■ **TASK REQUIREMENTS**: Pull out every line in the data that has the string "Nhập" in it.

■ **PROVIDED DATA**:
◆ ◆ ◆ ◆ ◆
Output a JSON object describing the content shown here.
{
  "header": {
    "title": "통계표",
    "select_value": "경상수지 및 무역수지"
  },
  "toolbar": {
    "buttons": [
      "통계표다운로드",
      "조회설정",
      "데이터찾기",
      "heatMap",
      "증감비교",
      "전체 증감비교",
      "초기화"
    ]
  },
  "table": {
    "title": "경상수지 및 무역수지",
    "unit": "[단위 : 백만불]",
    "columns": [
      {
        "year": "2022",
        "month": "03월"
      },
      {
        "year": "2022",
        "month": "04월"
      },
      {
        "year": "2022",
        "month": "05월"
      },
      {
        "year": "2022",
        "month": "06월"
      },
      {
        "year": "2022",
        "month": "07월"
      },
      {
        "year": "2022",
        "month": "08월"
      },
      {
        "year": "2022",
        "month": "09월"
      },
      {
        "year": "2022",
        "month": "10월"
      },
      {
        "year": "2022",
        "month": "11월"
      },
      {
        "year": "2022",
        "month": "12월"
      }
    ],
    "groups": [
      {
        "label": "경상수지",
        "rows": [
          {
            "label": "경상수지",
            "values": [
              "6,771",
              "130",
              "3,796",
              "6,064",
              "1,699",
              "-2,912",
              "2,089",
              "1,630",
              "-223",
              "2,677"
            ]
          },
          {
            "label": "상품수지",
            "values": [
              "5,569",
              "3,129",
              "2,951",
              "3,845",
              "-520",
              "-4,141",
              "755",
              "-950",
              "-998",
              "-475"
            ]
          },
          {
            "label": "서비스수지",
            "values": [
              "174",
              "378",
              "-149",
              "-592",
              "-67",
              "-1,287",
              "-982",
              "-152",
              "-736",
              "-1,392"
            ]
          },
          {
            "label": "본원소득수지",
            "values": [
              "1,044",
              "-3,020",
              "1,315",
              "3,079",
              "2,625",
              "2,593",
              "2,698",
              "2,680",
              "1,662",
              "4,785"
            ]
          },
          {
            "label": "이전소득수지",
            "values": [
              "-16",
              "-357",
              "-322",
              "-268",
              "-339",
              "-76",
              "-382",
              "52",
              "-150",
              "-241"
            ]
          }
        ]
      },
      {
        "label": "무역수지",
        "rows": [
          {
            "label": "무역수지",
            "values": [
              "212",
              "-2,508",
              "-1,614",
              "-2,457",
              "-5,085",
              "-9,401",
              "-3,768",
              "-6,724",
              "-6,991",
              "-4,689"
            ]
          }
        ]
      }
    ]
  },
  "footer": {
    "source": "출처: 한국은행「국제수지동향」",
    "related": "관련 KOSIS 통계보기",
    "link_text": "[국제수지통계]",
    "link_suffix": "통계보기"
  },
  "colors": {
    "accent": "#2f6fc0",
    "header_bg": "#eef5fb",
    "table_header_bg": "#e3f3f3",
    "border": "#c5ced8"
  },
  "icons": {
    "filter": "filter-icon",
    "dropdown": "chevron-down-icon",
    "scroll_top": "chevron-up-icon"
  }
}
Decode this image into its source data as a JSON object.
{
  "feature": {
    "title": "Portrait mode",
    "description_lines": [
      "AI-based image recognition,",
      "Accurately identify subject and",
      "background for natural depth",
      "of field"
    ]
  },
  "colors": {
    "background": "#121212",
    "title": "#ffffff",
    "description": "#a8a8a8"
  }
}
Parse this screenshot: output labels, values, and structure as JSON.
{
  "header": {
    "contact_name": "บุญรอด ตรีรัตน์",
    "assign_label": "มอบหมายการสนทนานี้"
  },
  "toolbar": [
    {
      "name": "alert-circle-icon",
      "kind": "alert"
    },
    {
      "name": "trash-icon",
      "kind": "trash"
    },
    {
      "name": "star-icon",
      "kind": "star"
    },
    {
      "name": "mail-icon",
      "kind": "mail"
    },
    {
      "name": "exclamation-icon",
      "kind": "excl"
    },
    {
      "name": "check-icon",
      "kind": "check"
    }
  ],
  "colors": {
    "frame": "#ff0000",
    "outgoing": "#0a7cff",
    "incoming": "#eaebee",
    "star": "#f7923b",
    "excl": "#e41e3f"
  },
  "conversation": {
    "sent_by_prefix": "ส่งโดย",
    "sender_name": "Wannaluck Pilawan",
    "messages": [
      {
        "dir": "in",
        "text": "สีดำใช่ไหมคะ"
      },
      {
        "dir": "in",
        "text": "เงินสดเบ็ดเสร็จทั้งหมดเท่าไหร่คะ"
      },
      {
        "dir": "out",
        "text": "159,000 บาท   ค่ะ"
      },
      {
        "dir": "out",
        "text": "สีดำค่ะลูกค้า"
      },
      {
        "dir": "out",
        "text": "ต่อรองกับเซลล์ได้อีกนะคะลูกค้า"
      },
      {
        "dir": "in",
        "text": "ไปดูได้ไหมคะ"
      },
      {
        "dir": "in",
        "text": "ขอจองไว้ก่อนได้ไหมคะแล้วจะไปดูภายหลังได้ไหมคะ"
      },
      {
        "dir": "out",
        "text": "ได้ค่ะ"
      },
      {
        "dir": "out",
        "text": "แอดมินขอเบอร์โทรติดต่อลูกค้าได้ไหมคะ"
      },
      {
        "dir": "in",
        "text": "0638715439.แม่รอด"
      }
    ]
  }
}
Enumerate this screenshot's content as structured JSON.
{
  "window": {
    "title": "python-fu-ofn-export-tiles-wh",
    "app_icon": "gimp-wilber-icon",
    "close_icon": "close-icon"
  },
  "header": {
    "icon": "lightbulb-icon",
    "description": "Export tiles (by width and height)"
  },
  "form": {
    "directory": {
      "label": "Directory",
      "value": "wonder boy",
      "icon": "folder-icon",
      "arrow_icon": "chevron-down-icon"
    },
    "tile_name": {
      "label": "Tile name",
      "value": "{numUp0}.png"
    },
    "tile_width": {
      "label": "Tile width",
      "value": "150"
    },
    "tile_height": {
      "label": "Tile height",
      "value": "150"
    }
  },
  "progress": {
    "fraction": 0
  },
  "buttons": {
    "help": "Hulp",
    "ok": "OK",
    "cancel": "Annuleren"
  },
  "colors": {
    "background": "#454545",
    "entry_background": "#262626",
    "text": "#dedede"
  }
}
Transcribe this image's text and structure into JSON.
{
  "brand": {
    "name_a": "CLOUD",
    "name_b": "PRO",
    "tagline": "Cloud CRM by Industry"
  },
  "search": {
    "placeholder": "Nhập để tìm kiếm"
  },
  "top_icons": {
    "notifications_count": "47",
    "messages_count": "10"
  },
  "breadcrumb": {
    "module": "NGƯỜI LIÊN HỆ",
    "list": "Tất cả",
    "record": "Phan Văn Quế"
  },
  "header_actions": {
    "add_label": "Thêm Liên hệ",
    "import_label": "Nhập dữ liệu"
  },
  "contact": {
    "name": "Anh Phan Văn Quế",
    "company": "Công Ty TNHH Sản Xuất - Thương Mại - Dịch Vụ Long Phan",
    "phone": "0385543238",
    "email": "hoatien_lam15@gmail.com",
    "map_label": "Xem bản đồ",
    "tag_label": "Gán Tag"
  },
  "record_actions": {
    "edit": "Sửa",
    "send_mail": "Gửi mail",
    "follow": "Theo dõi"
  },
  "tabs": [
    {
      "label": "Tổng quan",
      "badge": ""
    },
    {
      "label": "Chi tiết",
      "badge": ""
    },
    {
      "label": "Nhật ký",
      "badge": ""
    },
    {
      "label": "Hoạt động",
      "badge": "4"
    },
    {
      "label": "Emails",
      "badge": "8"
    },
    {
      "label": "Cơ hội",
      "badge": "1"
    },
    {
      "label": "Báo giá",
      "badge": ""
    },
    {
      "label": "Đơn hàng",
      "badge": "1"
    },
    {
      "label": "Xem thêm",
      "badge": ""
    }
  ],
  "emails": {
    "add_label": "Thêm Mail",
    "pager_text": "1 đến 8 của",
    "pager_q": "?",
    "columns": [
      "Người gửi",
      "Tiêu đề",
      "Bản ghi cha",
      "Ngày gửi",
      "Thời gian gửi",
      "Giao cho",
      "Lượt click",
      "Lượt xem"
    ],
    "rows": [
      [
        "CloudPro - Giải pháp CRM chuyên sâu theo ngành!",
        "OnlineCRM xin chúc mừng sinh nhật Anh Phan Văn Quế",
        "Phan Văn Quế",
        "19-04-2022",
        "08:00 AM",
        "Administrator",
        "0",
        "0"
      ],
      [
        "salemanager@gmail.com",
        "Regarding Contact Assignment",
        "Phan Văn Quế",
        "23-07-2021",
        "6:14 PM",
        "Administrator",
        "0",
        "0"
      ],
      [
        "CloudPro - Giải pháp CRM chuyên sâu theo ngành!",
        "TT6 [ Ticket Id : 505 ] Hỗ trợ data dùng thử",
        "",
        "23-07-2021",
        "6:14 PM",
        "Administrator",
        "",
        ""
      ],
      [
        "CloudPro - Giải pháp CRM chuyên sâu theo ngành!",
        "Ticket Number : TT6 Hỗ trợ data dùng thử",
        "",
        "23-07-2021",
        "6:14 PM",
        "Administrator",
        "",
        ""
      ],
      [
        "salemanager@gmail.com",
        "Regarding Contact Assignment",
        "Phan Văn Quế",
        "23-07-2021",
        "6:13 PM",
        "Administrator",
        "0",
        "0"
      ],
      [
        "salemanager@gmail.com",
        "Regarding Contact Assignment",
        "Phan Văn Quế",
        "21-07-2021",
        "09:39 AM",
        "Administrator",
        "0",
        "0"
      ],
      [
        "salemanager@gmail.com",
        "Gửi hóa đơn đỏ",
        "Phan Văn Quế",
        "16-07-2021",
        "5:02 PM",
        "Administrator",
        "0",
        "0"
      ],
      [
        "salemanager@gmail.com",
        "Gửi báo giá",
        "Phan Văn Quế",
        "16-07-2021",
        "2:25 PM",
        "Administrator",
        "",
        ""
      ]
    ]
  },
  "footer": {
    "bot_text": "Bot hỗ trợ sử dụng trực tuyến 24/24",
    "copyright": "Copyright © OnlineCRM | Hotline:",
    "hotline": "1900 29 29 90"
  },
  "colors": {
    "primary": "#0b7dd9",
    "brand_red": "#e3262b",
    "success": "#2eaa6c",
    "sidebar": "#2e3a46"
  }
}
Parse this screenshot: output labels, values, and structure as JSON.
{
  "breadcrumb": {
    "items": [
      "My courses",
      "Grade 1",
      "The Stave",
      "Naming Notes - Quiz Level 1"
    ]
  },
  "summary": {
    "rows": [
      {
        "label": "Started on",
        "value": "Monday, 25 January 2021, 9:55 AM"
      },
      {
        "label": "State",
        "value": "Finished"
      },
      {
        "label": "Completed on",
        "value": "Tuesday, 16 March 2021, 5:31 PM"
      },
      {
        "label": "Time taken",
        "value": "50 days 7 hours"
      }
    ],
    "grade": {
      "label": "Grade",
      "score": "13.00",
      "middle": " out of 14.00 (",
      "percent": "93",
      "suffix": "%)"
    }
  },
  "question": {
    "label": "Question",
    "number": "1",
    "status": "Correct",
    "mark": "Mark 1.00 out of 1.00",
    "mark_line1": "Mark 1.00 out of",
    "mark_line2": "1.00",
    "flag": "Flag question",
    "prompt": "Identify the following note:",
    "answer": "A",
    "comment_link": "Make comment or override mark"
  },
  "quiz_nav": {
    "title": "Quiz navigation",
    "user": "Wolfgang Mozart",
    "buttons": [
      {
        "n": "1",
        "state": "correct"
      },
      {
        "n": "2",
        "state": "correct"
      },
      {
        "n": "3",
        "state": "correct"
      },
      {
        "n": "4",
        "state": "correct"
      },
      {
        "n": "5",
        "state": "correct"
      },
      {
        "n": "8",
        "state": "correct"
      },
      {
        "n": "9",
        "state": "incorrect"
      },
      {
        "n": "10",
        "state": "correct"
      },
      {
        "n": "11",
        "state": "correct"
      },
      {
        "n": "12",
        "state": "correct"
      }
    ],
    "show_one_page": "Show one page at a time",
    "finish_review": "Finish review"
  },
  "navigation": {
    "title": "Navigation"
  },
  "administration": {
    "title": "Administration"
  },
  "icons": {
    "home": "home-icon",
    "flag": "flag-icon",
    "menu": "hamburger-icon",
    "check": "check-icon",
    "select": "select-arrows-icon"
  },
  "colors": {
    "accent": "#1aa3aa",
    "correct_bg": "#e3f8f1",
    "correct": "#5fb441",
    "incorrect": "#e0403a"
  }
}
◆ ◆ ◆ ◆ ◆
■ **RESPONSE TO THE EXERCISE**:
    "placeholder": "Nhập để tìm kiếm"
    "import_label": "Nhập dữ liệu"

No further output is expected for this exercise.